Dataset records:
━━━━━━

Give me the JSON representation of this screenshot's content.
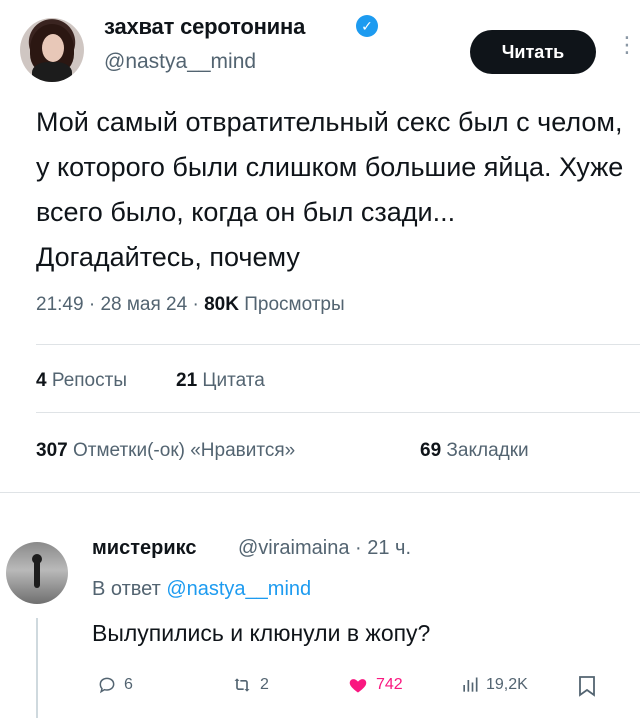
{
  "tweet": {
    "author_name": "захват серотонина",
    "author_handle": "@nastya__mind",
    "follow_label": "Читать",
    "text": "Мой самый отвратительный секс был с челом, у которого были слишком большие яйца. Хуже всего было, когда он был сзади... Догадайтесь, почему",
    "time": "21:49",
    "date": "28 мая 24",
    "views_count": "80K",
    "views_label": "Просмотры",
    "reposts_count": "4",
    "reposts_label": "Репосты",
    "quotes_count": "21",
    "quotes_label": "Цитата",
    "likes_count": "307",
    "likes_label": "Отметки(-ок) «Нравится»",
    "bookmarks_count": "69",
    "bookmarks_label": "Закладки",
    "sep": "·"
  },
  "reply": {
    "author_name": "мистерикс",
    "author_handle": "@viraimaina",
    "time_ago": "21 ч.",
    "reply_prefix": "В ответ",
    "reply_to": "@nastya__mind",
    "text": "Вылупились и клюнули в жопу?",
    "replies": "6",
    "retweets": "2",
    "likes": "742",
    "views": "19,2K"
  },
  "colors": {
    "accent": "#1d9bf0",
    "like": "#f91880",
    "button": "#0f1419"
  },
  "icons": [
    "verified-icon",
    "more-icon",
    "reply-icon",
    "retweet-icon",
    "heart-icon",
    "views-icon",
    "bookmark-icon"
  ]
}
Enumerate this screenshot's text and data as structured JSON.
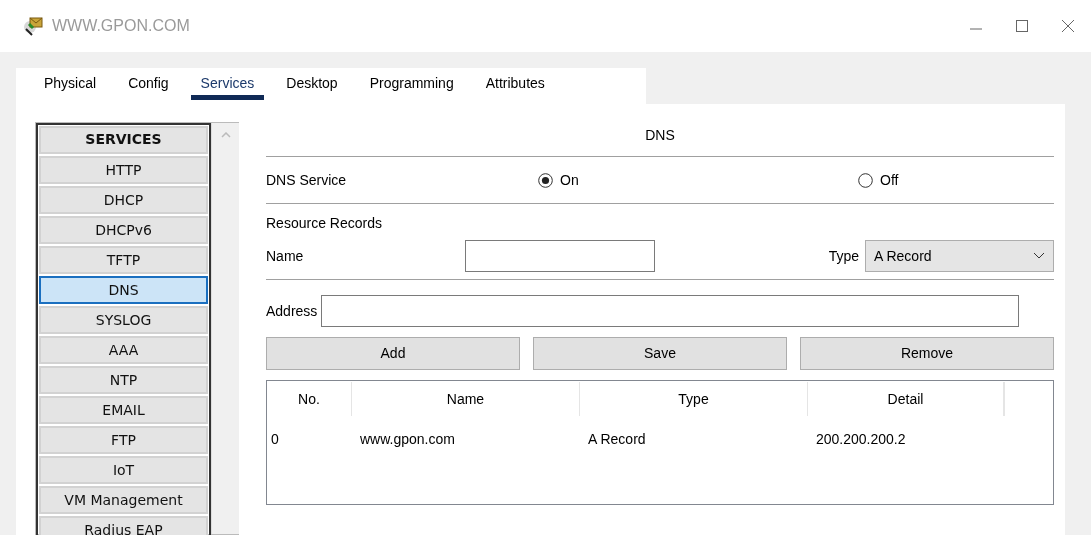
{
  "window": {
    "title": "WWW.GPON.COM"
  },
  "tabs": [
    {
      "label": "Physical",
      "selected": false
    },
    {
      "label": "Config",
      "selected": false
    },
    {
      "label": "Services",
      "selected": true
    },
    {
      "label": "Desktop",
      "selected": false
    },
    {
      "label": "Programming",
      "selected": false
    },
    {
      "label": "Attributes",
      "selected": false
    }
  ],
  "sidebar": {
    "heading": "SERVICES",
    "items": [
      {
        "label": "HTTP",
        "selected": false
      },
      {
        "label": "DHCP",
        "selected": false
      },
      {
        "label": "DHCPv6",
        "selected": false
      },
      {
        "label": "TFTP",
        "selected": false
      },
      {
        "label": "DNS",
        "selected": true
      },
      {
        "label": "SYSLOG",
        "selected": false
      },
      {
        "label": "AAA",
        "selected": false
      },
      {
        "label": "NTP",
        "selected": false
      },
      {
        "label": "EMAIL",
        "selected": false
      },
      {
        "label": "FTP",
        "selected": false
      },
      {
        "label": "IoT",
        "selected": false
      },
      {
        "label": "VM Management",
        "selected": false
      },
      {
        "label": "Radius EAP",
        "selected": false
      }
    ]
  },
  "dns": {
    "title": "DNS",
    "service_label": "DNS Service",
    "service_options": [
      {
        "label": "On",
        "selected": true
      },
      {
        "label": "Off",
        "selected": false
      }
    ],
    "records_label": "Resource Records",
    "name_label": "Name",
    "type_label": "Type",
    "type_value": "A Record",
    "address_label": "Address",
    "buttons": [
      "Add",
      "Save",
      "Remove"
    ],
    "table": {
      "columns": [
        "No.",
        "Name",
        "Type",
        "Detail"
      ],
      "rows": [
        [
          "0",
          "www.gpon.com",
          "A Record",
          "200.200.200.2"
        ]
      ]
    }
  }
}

━━━━━━

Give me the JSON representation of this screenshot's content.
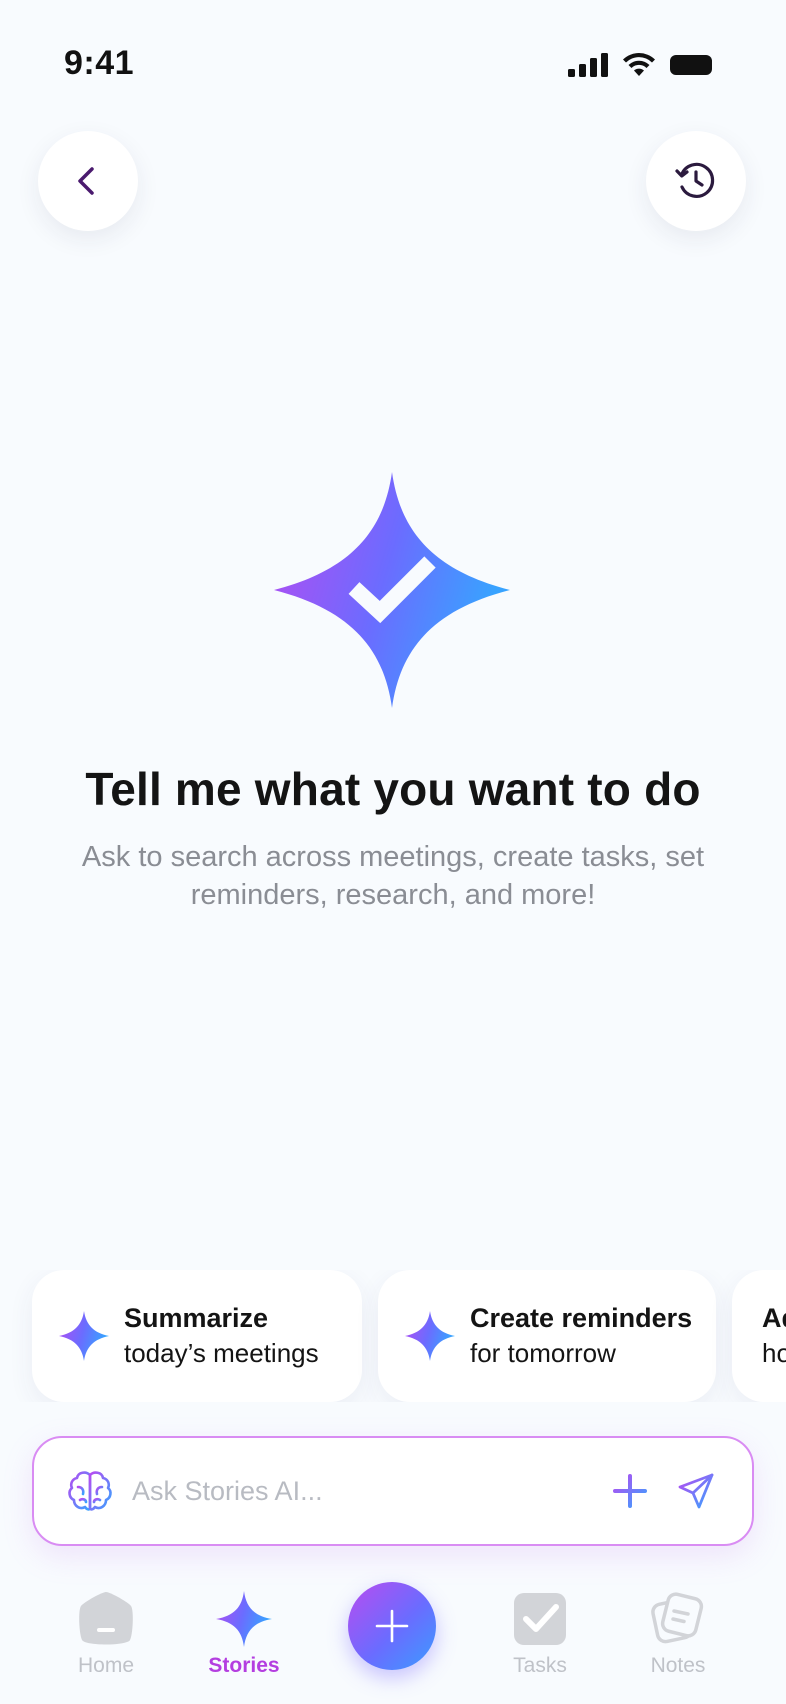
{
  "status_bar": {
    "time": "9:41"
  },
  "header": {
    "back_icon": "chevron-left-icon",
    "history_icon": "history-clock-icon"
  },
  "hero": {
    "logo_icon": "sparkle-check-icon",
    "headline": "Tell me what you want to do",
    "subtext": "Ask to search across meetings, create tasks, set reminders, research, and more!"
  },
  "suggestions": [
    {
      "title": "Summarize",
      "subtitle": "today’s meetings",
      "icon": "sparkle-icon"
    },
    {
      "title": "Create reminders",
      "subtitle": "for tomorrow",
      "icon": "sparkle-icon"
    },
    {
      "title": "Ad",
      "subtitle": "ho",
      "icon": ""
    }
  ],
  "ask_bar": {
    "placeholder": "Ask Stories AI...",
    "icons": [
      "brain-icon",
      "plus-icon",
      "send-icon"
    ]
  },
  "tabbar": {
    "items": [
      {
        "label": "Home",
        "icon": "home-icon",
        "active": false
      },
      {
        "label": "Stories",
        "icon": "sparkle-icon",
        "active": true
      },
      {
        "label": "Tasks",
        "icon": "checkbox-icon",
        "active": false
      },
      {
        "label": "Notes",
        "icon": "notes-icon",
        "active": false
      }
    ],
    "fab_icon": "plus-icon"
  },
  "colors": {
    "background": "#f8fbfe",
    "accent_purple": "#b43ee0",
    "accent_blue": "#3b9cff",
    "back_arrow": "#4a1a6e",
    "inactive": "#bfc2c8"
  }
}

━━━━━━

> EXERCISE DIRECTIONS: Copy in full each line that holds the word "true".

> RESULT OF THIS EXERCISE:
      "selected": true
        "selected": true
        "selected": true
        "active": true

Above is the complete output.